__TASK REQUIREMENTS__:
Extract the full set of records that follows, word for word.
## START DATASET
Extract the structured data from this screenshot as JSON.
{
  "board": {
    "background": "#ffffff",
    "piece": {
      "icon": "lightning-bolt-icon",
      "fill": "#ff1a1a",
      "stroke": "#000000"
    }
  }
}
## END DATASET
__THE RESULT__:
Extract the structured data from this screenshot as JSON.
{
  "board": {
    "background": "#ffffff",
    "piece": {
      "icon": "lightning-bolt-icon",
      "fill": "#ff1a1a",
      "stroke": "#000000"
    }
  }
}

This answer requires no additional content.